» **What is required**:
Work out how many lines in the data hold the word "Load", and reply with that number only.

## START Provided data

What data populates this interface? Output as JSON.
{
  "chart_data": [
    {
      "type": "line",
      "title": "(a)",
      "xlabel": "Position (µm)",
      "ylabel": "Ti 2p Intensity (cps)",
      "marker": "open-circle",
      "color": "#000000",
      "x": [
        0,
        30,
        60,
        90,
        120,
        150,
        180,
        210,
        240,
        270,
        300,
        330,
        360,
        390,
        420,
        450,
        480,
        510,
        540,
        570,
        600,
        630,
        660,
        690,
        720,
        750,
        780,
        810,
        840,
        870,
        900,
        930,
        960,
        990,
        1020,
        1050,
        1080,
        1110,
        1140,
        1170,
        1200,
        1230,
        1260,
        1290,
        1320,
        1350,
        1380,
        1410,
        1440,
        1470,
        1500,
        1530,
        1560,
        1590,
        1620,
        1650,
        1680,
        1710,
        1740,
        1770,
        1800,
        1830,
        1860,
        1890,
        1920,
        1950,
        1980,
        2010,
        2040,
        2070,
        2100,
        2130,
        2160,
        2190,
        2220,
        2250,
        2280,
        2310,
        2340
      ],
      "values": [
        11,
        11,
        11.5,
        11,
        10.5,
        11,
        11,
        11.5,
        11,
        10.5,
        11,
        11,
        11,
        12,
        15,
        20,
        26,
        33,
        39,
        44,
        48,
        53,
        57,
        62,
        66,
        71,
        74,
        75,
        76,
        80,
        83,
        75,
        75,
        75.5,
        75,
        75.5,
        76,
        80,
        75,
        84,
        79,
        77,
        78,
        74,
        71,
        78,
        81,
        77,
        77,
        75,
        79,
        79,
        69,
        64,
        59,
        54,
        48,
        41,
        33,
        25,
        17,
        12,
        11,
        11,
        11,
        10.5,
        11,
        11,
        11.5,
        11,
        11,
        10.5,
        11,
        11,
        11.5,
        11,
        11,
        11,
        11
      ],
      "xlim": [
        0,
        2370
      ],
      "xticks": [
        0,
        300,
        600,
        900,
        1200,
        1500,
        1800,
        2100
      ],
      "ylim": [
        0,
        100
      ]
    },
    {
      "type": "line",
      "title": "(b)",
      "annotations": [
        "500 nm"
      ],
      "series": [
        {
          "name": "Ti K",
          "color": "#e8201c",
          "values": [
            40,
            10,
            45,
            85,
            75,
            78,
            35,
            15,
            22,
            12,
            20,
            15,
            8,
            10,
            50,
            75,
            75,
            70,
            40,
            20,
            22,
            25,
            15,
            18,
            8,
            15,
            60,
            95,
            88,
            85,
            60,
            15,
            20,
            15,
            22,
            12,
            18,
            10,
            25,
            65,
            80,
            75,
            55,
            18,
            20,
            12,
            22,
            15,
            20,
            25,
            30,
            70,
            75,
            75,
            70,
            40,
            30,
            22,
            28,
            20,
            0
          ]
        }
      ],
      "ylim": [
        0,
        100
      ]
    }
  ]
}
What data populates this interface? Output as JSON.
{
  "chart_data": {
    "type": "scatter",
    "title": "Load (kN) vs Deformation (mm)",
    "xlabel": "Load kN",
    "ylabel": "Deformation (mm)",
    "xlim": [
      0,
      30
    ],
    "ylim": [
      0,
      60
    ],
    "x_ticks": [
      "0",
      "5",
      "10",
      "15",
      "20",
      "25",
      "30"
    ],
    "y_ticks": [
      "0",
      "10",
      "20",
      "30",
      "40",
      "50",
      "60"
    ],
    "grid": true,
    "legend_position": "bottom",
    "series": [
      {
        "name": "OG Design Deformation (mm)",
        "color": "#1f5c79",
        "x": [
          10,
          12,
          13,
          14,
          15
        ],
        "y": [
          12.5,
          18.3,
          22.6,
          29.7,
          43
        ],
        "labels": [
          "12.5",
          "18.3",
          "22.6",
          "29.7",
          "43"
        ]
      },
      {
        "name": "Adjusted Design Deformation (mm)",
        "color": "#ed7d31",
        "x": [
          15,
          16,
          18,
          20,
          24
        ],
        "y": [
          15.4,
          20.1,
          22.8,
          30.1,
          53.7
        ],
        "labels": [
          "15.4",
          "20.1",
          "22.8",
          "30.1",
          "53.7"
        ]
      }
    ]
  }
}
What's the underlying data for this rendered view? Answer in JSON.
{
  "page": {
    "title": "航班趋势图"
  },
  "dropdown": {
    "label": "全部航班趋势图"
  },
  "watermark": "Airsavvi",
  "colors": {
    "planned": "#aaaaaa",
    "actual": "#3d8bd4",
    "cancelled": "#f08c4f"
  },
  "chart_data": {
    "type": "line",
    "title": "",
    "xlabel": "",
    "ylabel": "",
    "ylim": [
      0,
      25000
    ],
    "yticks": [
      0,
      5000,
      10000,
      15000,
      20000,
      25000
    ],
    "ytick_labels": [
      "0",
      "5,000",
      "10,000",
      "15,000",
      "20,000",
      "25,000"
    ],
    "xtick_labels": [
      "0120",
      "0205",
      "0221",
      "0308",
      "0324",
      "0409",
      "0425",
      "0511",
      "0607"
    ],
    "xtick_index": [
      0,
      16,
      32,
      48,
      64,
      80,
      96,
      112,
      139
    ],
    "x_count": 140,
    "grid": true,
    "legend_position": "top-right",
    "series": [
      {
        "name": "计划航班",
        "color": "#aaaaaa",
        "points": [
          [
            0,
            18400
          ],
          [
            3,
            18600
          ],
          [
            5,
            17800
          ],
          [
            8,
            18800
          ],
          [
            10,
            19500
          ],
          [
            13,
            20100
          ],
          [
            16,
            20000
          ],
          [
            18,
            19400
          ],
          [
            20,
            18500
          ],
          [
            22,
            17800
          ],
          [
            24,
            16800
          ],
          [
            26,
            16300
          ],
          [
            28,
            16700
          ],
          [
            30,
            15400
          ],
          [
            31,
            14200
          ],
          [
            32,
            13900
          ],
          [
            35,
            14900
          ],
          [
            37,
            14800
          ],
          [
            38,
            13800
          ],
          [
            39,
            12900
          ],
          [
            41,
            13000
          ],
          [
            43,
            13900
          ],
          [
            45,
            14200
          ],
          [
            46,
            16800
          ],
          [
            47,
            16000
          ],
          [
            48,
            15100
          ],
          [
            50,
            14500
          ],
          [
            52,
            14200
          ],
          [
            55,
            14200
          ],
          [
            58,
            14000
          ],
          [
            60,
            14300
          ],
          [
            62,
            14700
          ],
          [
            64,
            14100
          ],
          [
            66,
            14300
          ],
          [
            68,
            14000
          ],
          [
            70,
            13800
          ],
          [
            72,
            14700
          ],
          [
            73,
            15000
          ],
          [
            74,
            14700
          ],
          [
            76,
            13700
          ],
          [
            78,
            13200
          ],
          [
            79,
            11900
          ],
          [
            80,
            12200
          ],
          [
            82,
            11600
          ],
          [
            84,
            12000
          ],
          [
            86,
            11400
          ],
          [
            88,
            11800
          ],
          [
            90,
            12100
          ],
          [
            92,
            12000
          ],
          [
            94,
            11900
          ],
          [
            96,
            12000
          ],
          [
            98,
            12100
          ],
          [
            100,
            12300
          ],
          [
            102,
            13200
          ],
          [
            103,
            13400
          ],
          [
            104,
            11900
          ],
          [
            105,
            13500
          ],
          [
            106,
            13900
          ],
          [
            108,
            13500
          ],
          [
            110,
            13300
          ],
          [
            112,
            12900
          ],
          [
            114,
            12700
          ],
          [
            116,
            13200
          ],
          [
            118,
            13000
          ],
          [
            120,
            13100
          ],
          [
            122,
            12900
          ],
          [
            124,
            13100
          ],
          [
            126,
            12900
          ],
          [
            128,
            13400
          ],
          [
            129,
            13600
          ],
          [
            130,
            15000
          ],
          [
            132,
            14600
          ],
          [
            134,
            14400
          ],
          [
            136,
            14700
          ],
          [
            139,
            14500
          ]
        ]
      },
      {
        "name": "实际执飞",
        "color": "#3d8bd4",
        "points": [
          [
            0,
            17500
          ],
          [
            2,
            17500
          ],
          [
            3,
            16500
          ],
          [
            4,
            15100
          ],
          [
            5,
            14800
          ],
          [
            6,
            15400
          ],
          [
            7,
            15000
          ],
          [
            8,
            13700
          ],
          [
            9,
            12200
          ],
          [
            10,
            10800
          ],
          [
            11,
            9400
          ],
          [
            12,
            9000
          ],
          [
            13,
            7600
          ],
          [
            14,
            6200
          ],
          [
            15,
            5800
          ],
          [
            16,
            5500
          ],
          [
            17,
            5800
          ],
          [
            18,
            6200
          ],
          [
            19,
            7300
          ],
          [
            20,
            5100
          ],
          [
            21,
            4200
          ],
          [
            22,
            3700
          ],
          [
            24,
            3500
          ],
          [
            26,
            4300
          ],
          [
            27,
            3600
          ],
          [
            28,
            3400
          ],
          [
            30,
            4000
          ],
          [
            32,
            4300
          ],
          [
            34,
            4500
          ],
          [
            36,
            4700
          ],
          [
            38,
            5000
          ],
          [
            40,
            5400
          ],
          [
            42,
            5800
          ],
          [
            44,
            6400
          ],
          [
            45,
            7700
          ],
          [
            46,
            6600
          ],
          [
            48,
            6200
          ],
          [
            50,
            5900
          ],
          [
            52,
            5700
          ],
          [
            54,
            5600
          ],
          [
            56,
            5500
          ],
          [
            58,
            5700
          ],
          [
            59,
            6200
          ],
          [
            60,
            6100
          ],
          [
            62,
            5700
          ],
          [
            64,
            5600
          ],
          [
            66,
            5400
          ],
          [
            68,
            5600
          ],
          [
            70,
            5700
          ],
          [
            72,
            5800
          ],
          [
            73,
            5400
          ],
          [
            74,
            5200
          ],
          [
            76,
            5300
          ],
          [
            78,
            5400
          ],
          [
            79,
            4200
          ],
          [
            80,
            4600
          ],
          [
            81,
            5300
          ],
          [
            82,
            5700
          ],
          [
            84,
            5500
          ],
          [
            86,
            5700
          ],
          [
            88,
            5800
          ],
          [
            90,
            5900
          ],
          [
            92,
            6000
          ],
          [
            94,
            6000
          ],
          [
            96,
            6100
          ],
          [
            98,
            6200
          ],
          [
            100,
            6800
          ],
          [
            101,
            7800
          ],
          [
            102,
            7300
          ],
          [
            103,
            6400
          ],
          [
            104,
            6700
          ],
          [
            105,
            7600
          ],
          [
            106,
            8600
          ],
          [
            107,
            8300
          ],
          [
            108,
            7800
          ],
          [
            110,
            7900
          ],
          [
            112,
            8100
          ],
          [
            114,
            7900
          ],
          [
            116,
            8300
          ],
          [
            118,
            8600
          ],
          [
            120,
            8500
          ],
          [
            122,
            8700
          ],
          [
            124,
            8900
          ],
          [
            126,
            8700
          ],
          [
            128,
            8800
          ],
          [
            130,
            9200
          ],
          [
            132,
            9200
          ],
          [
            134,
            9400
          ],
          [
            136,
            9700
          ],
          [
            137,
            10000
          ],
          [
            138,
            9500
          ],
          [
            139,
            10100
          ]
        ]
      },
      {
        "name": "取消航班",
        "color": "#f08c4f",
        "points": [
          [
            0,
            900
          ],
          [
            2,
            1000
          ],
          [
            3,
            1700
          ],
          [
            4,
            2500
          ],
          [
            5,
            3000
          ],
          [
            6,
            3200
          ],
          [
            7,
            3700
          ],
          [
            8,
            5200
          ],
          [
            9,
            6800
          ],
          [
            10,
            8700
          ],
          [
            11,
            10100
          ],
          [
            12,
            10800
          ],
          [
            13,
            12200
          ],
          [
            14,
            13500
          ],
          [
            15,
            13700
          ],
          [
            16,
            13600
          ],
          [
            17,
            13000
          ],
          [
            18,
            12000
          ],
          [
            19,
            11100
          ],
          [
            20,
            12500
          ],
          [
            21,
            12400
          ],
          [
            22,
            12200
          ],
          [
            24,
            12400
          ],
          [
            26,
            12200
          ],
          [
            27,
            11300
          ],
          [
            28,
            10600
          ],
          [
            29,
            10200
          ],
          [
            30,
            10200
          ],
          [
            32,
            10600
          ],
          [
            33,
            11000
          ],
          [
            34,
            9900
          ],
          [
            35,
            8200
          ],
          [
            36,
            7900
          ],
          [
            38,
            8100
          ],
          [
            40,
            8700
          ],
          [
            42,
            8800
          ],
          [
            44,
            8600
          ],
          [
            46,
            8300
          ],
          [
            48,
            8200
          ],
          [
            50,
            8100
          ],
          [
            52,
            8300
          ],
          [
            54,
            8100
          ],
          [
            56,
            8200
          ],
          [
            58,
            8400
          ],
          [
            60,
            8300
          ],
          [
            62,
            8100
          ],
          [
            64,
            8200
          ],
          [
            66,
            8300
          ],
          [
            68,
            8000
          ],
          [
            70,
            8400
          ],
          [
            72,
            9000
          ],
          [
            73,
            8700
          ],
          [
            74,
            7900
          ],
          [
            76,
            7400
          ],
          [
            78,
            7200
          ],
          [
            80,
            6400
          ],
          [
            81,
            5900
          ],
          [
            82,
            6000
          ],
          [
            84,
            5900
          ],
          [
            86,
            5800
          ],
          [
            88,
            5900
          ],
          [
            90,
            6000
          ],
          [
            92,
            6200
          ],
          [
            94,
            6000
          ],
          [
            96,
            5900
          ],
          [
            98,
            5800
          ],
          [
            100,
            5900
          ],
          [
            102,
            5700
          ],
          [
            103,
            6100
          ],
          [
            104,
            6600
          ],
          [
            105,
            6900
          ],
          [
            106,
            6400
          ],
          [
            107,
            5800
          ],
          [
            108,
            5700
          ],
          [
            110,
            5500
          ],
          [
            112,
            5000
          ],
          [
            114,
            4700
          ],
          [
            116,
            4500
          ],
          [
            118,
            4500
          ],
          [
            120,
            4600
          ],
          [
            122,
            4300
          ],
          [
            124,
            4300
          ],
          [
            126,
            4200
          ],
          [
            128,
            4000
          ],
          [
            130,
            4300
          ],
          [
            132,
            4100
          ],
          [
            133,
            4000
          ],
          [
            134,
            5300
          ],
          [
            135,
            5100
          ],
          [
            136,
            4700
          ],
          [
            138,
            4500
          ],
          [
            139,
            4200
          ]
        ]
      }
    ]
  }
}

## END Provided data

» **The output**:
2